------ LISTED ENTRIES

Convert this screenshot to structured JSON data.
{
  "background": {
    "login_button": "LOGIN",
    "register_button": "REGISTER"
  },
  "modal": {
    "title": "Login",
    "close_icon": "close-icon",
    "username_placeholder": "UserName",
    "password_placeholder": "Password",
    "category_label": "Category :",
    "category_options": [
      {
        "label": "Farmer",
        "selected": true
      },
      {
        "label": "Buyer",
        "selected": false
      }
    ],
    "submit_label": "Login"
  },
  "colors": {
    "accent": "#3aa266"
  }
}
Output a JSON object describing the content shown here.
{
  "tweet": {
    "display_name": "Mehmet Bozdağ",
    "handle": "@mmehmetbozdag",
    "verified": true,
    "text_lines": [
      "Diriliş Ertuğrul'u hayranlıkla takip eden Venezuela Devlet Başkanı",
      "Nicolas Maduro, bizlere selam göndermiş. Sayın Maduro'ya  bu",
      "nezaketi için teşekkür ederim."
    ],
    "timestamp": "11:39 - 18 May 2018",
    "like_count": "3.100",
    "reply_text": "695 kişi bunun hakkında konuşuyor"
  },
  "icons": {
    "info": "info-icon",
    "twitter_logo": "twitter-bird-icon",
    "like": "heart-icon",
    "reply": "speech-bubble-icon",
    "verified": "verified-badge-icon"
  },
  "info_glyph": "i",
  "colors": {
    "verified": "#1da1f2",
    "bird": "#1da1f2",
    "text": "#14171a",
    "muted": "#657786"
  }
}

------------

Transcribe the data above in full, exactly.

Convert this screenshot to structured JSON data.
{
  "background": {
    "login_button": "LOGIN",
    "register_button": "REGISTER"
  },
  "modal": {
    "title": "Login",
    "close_icon": "close-icon",
    "username_placeholder": "UserName",
    "password_placeholder": "Password",
    "category_label": "Category :",
    "category_options": [
      {
        "label": "Farmer",
        "selected": true
      },
      {
        "label": "Buyer",
        "selected": false
      }
    ],
    "submit_label": "Login"
  },
  "colors": {
    "accent": "#3aa266"
  }
}
Output a JSON object describing the content shown here.
{
  "tweet": {
    "display_name": "Mehmet Bozdağ",
    "handle": "@mmehmetbozdag",
    "verified": true,
    "text_lines": [
      "Diriliş Ertuğrul'u hayranlıkla takip eden Venezuela Devlet Başkanı",
      "Nicolas Maduro, bizlere selam göndermiş. Sayın Maduro'ya  bu",
      "nezaketi için teşekkür ederim."
    ],
    "timestamp": "11:39 - 18 May 2018",
    "like_count": "3.100",
    "reply_text": "695 kişi bunun hakkında konuşuyor"
  },
  "icons": {
    "info": "info-icon",
    "twitter_logo": "twitter-bird-icon",
    "like": "heart-icon",
    "reply": "speech-bubble-icon",
    "verified": "verified-badge-icon"
  },
  "info_glyph": "i",
  "colors": {
    "verified": "#1da1f2",
    "bird": "#1da1f2",
    "text": "#14171a",
    "muted": "#657786"
  }
}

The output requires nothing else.